Required task
Seek out every line containing the word "sich", and copy each.

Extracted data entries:
::::

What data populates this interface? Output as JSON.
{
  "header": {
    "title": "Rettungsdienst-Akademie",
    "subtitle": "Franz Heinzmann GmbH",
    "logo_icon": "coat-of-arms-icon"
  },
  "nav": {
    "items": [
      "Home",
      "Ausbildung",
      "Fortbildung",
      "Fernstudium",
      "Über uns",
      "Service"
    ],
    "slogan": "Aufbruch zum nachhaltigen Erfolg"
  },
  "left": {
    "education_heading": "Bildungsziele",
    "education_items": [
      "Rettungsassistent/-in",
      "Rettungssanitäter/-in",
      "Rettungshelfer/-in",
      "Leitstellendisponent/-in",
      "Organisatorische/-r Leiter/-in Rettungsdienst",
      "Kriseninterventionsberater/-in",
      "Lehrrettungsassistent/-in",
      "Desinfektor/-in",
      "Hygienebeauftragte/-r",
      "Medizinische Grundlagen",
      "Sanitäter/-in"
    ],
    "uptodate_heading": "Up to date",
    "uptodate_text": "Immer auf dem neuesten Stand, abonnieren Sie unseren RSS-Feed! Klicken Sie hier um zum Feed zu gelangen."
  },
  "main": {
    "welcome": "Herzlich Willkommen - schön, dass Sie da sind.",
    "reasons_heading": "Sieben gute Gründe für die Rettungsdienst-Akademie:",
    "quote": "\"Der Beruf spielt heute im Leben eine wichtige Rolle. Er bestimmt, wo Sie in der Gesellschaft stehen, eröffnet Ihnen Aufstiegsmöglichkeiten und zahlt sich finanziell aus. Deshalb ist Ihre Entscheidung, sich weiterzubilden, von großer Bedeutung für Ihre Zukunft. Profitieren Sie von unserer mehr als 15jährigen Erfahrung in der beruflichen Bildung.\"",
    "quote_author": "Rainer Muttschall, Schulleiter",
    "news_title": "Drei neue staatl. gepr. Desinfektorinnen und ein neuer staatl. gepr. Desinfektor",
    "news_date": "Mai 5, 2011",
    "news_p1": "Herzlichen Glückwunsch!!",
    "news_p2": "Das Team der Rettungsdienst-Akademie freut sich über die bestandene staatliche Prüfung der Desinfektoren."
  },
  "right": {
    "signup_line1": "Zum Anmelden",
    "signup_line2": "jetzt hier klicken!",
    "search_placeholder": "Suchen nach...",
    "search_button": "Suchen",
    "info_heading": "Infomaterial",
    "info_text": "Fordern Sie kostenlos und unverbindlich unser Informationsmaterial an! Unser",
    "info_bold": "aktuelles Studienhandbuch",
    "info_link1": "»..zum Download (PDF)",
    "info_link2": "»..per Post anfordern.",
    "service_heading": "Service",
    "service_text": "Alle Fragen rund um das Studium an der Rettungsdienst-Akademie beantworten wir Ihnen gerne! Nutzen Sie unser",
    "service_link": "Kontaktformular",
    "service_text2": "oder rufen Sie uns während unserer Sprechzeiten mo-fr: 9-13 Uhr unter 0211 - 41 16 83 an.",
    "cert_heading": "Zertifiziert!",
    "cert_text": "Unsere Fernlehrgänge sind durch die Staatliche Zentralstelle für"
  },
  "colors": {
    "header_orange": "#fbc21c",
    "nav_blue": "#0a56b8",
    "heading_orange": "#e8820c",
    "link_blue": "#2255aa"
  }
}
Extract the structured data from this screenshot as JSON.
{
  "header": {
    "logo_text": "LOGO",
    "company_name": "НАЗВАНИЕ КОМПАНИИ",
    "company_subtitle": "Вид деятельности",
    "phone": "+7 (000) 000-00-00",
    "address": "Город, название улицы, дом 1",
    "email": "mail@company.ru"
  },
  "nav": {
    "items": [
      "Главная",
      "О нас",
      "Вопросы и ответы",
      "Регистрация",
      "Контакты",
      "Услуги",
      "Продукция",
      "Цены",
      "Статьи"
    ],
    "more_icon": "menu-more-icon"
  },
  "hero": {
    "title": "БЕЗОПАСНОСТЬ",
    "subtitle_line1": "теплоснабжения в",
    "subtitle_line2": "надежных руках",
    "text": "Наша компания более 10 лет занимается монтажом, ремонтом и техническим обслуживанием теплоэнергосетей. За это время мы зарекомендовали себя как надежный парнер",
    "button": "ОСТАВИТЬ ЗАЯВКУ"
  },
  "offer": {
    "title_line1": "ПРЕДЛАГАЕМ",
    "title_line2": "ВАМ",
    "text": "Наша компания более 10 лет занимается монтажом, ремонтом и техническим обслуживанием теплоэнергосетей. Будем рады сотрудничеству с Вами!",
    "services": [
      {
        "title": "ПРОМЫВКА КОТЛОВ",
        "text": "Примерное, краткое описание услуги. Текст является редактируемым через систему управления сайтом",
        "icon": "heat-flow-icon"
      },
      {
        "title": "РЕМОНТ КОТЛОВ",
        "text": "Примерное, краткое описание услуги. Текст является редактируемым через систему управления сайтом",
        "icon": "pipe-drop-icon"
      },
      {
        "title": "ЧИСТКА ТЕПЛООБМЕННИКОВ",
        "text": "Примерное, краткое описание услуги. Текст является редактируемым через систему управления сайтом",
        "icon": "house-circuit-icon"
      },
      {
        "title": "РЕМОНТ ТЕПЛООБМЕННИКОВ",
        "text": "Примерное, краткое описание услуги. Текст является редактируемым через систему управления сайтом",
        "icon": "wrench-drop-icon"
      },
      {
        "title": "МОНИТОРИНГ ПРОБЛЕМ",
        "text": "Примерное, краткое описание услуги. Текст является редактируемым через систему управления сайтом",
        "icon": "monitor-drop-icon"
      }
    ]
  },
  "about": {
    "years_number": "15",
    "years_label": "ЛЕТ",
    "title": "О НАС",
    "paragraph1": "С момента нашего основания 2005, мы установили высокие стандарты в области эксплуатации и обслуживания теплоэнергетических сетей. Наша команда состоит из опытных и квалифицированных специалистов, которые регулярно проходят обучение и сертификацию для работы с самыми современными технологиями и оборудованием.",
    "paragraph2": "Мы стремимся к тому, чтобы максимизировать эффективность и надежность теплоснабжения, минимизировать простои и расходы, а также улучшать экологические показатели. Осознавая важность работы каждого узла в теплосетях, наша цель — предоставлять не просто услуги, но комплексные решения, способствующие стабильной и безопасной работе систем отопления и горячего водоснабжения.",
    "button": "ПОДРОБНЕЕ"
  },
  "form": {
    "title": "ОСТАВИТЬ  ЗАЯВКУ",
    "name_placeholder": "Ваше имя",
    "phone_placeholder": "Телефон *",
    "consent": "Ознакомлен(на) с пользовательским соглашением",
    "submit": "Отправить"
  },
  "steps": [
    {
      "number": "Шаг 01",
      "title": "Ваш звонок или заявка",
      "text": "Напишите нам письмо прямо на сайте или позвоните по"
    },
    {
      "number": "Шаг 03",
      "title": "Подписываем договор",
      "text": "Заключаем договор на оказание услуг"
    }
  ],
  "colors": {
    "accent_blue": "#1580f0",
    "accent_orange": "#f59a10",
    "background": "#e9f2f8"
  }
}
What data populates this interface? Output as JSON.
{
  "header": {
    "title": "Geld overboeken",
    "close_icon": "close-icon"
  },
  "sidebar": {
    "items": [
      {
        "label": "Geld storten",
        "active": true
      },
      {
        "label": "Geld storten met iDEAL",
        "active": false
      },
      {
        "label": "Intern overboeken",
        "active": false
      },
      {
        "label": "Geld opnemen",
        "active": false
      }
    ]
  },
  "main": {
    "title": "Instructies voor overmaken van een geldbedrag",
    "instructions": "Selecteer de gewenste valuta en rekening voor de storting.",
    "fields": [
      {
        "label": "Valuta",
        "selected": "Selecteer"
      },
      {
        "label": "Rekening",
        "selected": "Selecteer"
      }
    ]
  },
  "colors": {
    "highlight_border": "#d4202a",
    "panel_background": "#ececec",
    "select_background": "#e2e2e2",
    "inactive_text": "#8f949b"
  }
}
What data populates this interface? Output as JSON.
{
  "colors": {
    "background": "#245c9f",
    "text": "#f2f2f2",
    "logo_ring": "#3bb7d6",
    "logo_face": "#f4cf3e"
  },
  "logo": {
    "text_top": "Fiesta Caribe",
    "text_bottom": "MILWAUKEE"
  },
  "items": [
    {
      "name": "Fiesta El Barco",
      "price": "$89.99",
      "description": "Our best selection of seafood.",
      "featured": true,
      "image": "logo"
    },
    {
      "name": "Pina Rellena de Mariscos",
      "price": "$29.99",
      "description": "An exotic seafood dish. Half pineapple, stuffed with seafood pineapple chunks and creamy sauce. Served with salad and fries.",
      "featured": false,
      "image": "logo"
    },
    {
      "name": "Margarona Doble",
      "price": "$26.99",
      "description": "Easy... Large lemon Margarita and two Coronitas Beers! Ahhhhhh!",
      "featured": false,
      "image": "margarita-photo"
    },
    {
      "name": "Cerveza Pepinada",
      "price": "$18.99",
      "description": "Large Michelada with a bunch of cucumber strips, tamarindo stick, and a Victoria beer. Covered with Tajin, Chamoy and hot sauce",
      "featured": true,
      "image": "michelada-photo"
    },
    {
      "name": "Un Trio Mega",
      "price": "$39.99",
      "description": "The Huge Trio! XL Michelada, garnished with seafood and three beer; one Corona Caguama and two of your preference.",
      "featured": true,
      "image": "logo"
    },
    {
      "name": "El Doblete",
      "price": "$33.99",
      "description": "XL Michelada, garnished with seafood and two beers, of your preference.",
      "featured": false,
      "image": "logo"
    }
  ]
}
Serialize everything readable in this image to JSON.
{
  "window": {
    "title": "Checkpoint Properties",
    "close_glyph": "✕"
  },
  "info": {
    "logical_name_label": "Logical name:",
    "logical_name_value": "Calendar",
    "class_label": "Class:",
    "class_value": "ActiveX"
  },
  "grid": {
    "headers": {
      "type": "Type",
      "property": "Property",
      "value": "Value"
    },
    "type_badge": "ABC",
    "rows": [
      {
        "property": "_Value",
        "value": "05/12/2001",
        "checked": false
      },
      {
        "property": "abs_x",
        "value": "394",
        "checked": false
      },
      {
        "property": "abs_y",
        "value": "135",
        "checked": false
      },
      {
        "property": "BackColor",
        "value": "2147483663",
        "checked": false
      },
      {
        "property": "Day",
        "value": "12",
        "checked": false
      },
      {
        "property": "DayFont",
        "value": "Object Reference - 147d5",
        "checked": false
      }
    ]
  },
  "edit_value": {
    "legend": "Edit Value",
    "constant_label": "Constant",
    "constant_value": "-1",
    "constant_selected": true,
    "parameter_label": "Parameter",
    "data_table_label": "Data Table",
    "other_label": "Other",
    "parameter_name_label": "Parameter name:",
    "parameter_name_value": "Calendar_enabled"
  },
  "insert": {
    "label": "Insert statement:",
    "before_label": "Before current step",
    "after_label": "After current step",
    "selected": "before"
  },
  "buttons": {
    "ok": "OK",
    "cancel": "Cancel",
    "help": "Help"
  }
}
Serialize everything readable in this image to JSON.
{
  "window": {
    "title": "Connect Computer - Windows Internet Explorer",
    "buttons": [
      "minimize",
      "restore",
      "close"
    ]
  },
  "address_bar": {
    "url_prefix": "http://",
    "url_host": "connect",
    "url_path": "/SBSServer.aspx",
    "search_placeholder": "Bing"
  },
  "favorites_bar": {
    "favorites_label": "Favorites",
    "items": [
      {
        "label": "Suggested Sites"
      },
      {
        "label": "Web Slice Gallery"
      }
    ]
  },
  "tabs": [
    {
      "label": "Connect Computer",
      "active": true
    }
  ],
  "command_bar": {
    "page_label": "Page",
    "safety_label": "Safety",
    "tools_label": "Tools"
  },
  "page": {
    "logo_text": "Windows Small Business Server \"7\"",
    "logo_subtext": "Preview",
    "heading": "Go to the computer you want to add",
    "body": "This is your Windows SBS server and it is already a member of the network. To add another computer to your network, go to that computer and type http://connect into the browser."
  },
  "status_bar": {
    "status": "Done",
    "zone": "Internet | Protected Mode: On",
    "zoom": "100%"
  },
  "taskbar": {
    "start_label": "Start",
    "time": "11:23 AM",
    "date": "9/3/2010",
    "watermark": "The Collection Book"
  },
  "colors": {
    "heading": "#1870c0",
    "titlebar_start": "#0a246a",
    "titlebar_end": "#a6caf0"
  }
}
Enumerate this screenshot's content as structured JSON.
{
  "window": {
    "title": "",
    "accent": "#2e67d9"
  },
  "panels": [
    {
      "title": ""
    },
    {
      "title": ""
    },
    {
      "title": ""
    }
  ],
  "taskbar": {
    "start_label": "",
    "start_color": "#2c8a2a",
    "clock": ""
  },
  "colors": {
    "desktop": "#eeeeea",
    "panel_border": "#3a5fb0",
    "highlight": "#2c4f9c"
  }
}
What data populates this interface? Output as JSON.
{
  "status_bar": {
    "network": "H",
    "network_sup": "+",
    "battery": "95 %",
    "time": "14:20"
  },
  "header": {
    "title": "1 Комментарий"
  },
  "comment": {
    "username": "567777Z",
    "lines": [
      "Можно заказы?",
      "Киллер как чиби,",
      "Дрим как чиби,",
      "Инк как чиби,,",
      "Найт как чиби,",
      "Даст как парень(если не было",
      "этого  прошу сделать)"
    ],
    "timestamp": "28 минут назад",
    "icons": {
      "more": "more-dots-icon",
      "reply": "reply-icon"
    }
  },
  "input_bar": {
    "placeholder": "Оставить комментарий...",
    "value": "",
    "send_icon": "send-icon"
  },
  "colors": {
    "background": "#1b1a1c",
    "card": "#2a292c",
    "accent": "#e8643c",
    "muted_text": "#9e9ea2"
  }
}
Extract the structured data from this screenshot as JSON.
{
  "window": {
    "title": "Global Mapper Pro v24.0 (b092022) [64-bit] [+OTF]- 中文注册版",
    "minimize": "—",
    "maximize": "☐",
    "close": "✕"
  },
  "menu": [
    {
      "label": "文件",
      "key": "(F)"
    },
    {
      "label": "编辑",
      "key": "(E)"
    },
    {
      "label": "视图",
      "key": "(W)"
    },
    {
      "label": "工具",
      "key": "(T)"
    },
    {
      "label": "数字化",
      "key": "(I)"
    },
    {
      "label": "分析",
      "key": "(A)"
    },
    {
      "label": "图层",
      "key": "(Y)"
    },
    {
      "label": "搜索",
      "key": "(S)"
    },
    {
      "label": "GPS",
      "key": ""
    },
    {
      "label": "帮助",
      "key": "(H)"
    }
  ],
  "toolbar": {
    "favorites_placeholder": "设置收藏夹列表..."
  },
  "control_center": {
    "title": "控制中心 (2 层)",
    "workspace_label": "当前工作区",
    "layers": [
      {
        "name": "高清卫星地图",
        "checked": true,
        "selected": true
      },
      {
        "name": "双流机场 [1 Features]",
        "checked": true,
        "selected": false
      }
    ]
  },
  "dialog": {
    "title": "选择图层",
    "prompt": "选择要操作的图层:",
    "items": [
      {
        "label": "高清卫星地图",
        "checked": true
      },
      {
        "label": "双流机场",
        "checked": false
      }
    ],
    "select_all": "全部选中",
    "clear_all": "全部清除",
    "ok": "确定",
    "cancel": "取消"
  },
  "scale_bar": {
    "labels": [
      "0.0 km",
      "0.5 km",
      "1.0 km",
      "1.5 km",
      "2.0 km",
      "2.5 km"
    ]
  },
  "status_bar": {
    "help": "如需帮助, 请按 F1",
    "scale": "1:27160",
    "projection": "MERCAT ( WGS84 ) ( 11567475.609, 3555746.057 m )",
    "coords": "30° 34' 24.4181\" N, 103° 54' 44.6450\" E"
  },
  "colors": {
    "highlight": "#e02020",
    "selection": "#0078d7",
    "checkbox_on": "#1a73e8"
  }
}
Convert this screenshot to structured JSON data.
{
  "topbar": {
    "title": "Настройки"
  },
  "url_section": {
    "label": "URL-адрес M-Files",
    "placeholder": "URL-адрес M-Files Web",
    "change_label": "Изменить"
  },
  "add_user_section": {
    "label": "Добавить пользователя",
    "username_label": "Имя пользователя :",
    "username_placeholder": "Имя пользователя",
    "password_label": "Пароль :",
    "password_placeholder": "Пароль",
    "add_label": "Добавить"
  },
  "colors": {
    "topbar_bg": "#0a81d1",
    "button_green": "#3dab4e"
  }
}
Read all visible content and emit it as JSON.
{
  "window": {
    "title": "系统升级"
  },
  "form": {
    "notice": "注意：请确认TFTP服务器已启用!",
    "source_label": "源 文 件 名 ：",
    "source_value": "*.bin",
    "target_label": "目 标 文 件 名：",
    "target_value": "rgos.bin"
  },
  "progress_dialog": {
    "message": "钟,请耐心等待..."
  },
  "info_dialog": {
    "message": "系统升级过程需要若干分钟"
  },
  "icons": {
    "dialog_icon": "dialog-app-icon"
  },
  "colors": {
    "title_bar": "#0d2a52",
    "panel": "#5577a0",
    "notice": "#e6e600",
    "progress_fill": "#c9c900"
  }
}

::::

Solution to the exercise
    "quote": "\"Der Beruf spielt heute im Leben eine wichtige Rolle. Er bestimmt, wo Sie in der Gesellschaft stehen, eröffnet Ihnen Aufstiegsmöglichkeiten und zahlt sich finanziell aus. Deshalb ist Ihre Entscheidung, sich weiterzubilden, von großer Bedeutung für Ihre Zukunft. Profitieren Sie von unserer mehr als 15jährigen Erfahrung in der beruflichen Bildung.\"",
    "news_p2": "Das Team der Rettungsdienst-Akademie freut sich über die bestandene staatliche Prüfung der Desinfektoren."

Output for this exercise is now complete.